## PROMPT
Reproduce the listing exactly, with no pictures in your copy.
:: ENTRIES ::
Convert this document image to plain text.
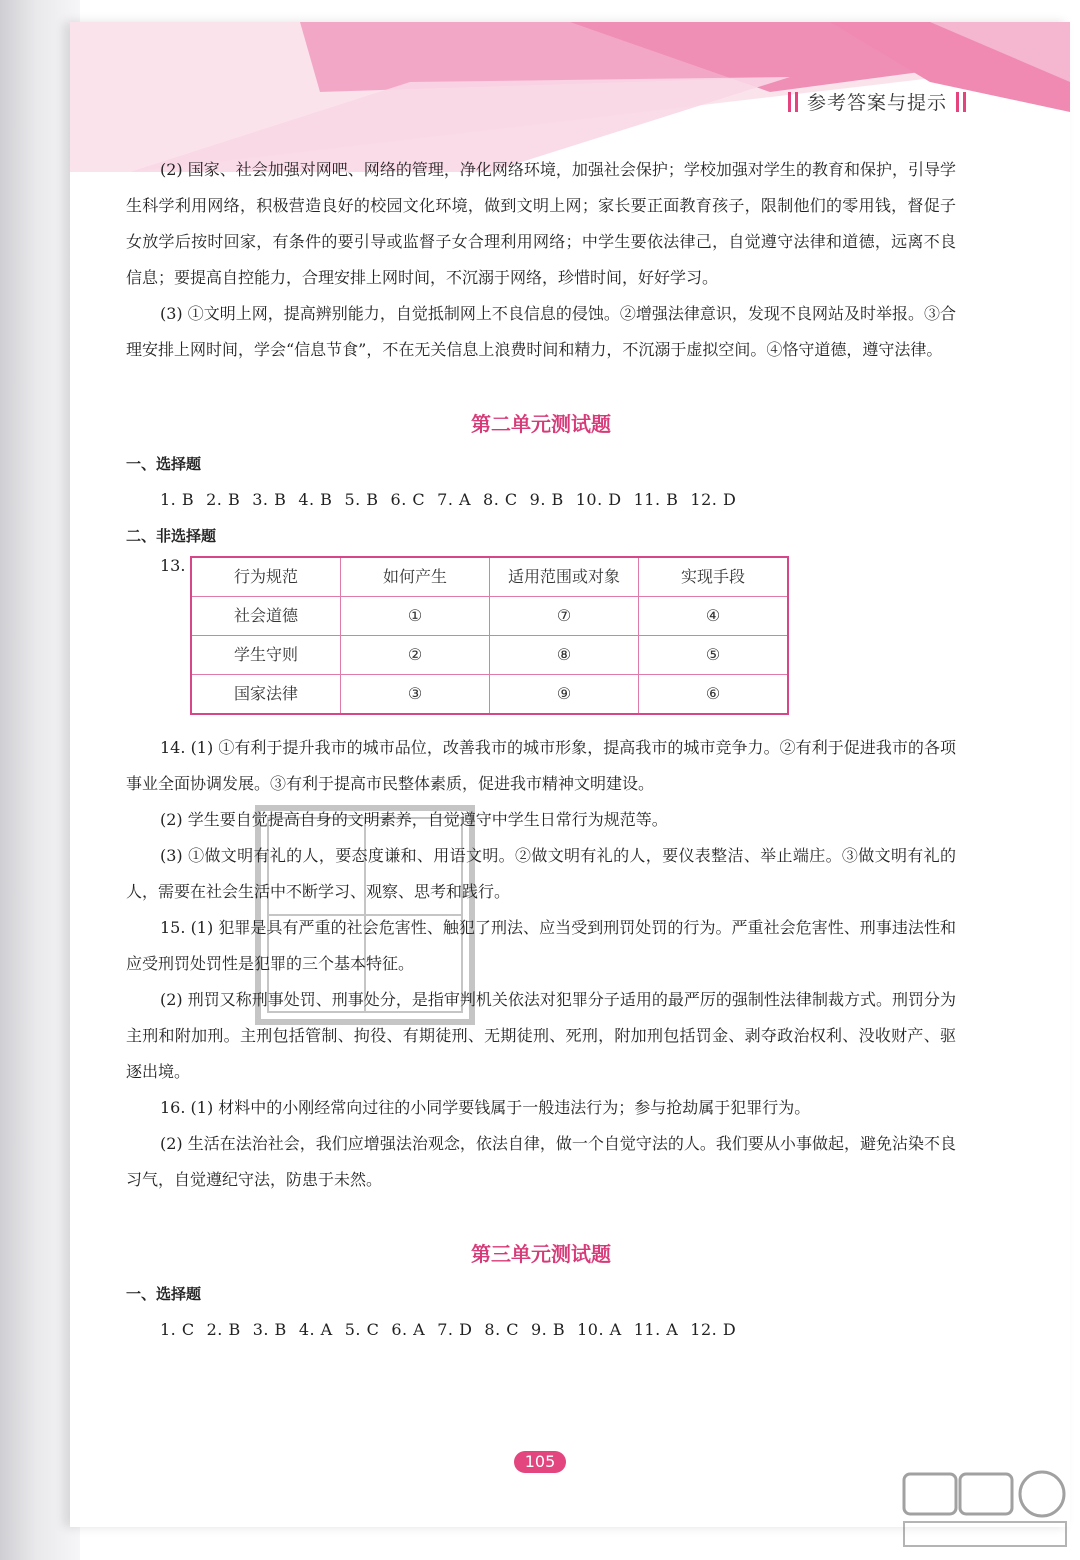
参考答案与提示

(2) 国家、社会加强对网吧、网络的管理，净化网络环境，加强社会保护；学校加强对学生的教育和保护，引导学生科学利用网络，积极营造良好的校园文化环境，做到文明上网；家长要正面教育孩子，限制他们的零用钱，督促子女放学后按时回家，有条件的要引导或监督子女合理利用网络；中学生要依法律己，自觉遵守法律和道德，远离不良信息；要提高自控能力，合理安排上网时间，不沉溺于网络，珍惜时间，好好学习。

(3) ①文明上网，提高辨别能力，自觉抵制网上不良信息的侵蚀。②增强法律意识，发现不良网站及时举报。③合理安排上网时间，学会“信息节食”，不在无关信息上浪费时间和精力，不沉溺于虚拟空间。④恪守道德，遵守法律。

第二单元测试题

一、选择题

1. B 2. B 3. B 4. B 5. B 6. C 7. A 8. C 9. B 10. D 11. B 12. D

二、非选择题

13.
行为规范	如何产生	适用范围或对象	实现手段
社会道德	①	⑦	④
学生守则	②	⑧	⑤
国家法律	③	⑨	⑥

14. (1) ①有利于提升我市的城市品位，改善我市的城市形象，提高我市的城市竞争力。②有利于促进我市的各项事业全面协调发展。③有利于提高市民整体素质，促进我市精神文明建设。

(2) 学生要自觉提高自身的文明素养，自觉遵守中学生日常行为规范等。

(3) ①做文明有礼的人，要态度谦和、用语文明。②做文明有礼的人，要仪表整洁、举止端庄。③做文明有礼的人，需要在社会生活中不断学习、观察、思考和践行。

15. (1) 犯罪是具有严重的社会危害性、触犯了刑法、应当受到刑罚处罚的行为。严重社会危害性、刑事违法性和应受刑罚处罚性是犯罪的三个基本特征。

(2) 刑罚又称刑事处罚、刑事处分，是指审判机关依法对犯罪分子适用的最严厉的强制性法律制裁方式。刑罚分为主刑和附加刑。主刑包括管制、拘役、有期徒刑、无期徒刑、死刑，附加刑包括罚金、剥夺政治权利、没收财产、驱逐出境。

16. (1) 材料中的小刚经常向过往的小同学要钱属于一般违法行为；参与抢劫属于犯罪行为。

(2) 生活在法治社会，我们应增强法治观念，依法自律，做一个自觉守法的人。我们要从小事做起，避免沾染不良习气，自觉遵纪守法，防患于未然。

第三单元测试题

一、选择题

1. C 2. B 3. B 4. A 5. C 6. A 7. D 8. C 9. B 10. A 11. A 12. D

105
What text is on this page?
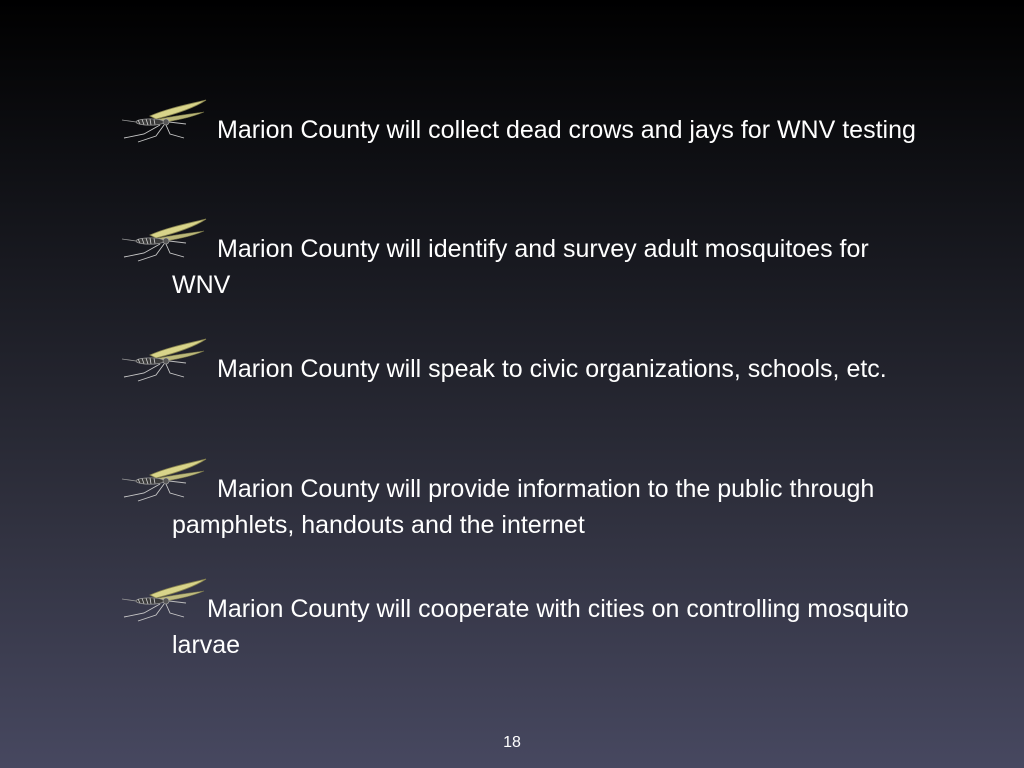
Marion County will collect dead crows and jays for WNV testing

Marion County will identify and survey adult mosquitoes for WNV

Marion County will speak to civic organizations, schools, etc.

Marion County will provide information to the public through pamphlets, handouts and the internet

Marion County will cooperate with cities on controlling mosquito larvae

18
:::
## WORKED SOLUTION
Convert this document image to plain text.
参考答案与提示

(2) 国家、社会加强对网吧、网络的管理，净化网络环境，加强社会保护；学校加强对学生的教育和保护，引导学生科学利用网络，积极营造良好的校园文化环境，做到文明上网；家长要正面教育孩子，限制他们的零用钱，督促子女放学后按时回家，有条件的要引导或监督子女合理利用网络；中学生要依法律己，自觉遵守法律和道德，远离不良信息；要提高自控能力，合理安排上网时间，不沉溺于网络，珍惜时间，好好学习。

(3) ①文明上网，提高辨别能力，自觉抵制网上不良信息的侵蚀。②增强法律意识，发现不良网站及时举报。③合理安排上网时间，学会“信息节食”，不在无关信息上浪费时间和精力，不沉溺于虚拟空间。④恪守道德，遵守法律。

第二单元测试题

一、选择题

1. B 2. B 3. B 4. B 5. B 6. C 7. A 8. C 9. B 10. D 11. B 12. D

二、非选择题

13.
行为规范	如何产生	适用范围或对象	实现手段
社会道德	①	⑦	④
学生守则	②	⑧	⑤
国家法律	③	⑨	⑥

14. (1) ①有利于提升我市的城市品位，改善我市的城市形象，提高我市的城市竞争力。②有利于促进我市的各项事业全面协调发展。③有利于提高市民整体素质，促进我市精神文明建设。

(2) 学生要自觉提高自身的文明素养，自觉遵守中学生日常行为规范等。

(3) ①做文明有礼的人，要态度谦和、用语文明。②做文明有礼的人，要仪表整洁、举止端庄。③做文明有礼的人，需要在社会生活中不断学习、观察、思考和践行。

15. (1) 犯罪是具有严重的社会危害性、触犯了刑法、应当受到刑罚处罚的行为。严重社会危害性、刑事违法性和应受刑罚处罚性是犯罪的三个基本特征。

(2) 刑罚又称刑事处罚、刑事处分，是指审判机关依法对犯罪分子适用的最严厉的强制性法律制裁方式。刑罚分为主刑和附加刑。主刑包括管制、拘役、有期徒刑、无期徒刑、死刑，附加刑包括罚金、剥夺政治权利、没收财产、驱逐出境。

16. (1) 材料中的小刚经常向过往的小同学要钱属于一般违法行为；参与抢劫属于犯罪行为。

(2) 生活在法治社会，我们应增强法治观念，依法自律，做一个自觉守法的人。我们要从小事做起，避免沾染不良习气，自觉遵纪守法，防患于未然。

第三单元测试题

一、选择题

1. C 2. B 3. B 4. A 5. C 6. A 7. D 8. C 9. B 10. A 11. A 12. D

105
What text is on this page?
Marion County will collect dead crows and jays for WNV testing

Marion County will identify and survey adult mosquitoes for WNV

Marion County will speak to civic organizations, schools, etc.

Marion County will provide information to the public through pamphlets, handouts and the internet

Marion County will cooperate with cities on controlling mosquito larvae

18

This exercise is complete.